TASK => Repeat exactly the lines from the line containing "Give me a plain-text" to the last line of the listing, including both.

** START OF INFORMATION GIVEN **

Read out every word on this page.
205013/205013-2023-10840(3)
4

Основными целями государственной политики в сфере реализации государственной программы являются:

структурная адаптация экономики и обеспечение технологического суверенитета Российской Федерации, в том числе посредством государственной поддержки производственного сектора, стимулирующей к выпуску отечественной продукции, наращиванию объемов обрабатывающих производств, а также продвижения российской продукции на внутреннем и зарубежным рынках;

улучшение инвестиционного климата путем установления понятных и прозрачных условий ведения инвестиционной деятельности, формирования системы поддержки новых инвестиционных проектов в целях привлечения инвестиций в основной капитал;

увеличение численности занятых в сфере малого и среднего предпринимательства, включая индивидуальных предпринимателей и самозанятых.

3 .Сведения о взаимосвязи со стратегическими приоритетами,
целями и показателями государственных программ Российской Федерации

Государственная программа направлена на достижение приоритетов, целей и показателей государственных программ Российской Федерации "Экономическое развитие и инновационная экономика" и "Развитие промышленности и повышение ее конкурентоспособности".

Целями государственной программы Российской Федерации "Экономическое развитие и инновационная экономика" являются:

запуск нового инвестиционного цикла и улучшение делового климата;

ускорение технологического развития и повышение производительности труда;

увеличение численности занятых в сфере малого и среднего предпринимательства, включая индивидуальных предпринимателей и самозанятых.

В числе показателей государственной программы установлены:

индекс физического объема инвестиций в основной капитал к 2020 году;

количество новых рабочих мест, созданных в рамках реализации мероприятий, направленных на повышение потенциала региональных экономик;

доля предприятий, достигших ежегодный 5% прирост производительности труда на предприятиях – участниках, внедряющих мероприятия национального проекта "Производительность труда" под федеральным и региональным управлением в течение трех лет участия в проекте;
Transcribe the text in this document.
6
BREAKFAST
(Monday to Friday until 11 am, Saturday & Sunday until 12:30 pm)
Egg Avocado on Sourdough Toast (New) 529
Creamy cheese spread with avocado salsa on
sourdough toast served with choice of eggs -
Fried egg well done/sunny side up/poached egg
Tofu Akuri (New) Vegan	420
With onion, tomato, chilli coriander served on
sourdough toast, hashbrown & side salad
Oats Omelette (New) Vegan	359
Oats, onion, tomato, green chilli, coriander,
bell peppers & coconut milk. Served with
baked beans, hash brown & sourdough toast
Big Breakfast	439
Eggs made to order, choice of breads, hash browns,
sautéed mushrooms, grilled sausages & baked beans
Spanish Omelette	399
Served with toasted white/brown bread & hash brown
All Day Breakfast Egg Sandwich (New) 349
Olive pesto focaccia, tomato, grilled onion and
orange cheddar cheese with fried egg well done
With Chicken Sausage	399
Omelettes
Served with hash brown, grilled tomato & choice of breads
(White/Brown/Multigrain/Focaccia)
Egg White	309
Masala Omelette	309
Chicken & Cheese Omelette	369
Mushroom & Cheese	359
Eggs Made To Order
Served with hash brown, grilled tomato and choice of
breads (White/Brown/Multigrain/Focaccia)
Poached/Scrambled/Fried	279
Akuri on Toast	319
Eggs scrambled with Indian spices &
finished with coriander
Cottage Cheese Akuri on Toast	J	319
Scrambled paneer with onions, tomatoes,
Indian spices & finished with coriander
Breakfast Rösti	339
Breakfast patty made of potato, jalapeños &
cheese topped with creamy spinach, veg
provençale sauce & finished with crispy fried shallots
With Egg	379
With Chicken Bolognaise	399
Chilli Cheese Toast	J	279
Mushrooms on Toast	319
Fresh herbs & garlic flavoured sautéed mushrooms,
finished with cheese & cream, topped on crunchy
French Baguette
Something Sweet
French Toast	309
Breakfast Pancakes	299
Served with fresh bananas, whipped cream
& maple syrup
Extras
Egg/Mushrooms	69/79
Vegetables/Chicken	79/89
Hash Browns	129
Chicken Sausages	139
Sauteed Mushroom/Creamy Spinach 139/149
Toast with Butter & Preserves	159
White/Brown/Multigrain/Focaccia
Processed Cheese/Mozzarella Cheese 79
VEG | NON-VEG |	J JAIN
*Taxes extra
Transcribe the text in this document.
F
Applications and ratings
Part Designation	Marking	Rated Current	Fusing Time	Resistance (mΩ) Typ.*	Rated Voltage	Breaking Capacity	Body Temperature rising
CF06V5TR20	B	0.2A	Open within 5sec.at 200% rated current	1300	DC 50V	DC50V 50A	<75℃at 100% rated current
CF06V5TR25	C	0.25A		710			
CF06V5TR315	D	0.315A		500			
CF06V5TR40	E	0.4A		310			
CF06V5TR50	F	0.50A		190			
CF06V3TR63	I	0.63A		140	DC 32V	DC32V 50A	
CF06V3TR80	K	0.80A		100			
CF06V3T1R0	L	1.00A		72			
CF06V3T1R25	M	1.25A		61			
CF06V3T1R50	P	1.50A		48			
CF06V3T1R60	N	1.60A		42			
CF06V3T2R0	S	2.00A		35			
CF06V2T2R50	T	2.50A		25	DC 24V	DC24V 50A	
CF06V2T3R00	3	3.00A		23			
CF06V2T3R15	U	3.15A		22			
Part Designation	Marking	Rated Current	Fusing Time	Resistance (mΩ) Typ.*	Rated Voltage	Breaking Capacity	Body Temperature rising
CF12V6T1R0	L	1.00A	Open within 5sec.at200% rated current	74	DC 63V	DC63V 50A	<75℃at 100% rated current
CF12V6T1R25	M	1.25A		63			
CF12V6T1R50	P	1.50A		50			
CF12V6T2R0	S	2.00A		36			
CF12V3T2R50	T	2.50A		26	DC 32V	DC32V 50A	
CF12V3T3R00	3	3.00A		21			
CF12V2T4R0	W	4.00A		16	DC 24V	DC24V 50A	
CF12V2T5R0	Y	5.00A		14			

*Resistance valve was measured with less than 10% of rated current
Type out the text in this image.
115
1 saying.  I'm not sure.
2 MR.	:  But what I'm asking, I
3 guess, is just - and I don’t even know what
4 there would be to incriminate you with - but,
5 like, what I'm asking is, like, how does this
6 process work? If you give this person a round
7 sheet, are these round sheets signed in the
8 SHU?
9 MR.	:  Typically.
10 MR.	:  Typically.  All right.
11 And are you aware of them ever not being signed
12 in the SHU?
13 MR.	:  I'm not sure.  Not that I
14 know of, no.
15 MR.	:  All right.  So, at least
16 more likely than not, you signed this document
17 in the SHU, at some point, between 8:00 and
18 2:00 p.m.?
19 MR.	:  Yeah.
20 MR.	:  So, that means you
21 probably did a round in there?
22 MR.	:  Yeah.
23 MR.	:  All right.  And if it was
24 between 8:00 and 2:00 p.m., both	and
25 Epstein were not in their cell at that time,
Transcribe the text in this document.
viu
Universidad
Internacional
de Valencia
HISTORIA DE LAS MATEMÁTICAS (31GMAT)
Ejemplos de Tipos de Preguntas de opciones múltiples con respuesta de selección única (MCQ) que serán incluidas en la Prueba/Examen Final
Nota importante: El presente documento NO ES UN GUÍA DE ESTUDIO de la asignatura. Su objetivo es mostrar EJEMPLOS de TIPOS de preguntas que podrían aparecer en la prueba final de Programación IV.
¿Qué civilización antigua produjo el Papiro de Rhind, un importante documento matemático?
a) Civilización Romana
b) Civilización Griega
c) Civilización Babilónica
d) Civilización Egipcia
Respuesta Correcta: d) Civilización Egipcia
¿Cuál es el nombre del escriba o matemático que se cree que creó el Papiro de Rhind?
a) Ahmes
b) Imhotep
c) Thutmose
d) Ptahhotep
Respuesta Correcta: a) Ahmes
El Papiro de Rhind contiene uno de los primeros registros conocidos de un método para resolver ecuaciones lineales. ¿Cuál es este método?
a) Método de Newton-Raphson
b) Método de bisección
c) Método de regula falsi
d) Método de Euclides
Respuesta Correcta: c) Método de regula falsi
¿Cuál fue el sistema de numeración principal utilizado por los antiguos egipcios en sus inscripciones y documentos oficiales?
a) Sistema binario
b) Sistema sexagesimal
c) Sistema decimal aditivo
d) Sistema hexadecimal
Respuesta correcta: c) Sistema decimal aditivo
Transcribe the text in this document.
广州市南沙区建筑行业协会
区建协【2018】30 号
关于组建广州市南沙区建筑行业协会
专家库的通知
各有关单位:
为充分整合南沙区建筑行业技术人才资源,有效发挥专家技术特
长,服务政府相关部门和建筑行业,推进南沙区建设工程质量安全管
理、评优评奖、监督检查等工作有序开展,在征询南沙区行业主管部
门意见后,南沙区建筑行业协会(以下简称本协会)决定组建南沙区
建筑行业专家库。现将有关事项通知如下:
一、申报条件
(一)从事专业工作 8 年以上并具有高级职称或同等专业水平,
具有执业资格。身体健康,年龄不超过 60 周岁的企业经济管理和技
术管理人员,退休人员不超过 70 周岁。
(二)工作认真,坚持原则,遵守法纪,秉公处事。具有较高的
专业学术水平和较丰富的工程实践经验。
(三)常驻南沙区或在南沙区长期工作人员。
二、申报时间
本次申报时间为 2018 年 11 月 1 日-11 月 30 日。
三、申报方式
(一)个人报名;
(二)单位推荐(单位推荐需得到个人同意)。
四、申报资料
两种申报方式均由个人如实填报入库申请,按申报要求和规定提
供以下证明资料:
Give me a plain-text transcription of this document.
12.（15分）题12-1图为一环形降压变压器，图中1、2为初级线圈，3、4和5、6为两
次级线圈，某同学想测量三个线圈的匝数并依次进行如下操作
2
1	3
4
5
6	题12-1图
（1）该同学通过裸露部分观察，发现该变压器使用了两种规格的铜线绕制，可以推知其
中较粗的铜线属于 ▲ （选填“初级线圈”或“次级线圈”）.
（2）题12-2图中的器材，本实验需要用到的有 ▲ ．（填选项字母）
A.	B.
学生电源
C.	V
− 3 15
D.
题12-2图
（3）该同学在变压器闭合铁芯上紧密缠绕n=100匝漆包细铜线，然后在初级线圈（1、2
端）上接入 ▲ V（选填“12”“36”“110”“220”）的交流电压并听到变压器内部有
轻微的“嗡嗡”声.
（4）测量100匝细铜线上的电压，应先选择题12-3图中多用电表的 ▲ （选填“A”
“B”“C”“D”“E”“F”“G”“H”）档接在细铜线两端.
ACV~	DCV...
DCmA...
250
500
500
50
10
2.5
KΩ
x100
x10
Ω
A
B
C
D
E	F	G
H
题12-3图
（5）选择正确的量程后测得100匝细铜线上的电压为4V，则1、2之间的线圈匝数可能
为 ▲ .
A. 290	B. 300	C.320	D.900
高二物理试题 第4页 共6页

** END OF INFORMATION GIVEN **

WRITTEN SOLUTION =>
Give me a plain-text transcription of this document.
12.（15分）题12-1图为一环形降压变压器，图中1、2为初级线圈，3、4和5、6为两
次级线圈，某同学想测量三个线圈的匝数并依次进行如下操作
2
1	3
4
5
6	题12-1图
（1）该同学通过裸露部分观察，发现该变压器使用了两种规格的铜线绕制，可以推知其
中较粗的铜线属于 ▲ （选填“初级线圈”或“次级线圈”）.
（2）题12-2图中的器材，本实验需要用到的有 ▲ ．（填选项字母）
A.	B.
学生电源
C.	V
− 3 15
D.
题12-2图
（3）该同学在变压器闭合铁芯上紧密缠绕n=100匝漆包细铜线，然后在初级线圈（1、2
端）上接入 ▲ V（选填“12”“36”“110”“220”）的交流电压并听到变压器内部有
轻微的“嗡嗡”声.
（4）测量100匝细铜线上的电压，应先选择题12-3图中多用电表的 ▲ （选填“A”
“B”“C”“D”“E”“F”“G”“H”）档接在细铜线两端.
ACV~	DCV...
DCmA...
250
500
500
50
10
2.5
KΩ
x100
x10
Ω
A
B
C
D
E	F	G
H
题12-3图
（5）选择正确的量程后测得100匝细铜线上的电压为4V，则1、2之间的线圈匝数可能
为 ▲ .
A. 290	B. 300	C.320	D.900
高二物理试题 第4页 共6页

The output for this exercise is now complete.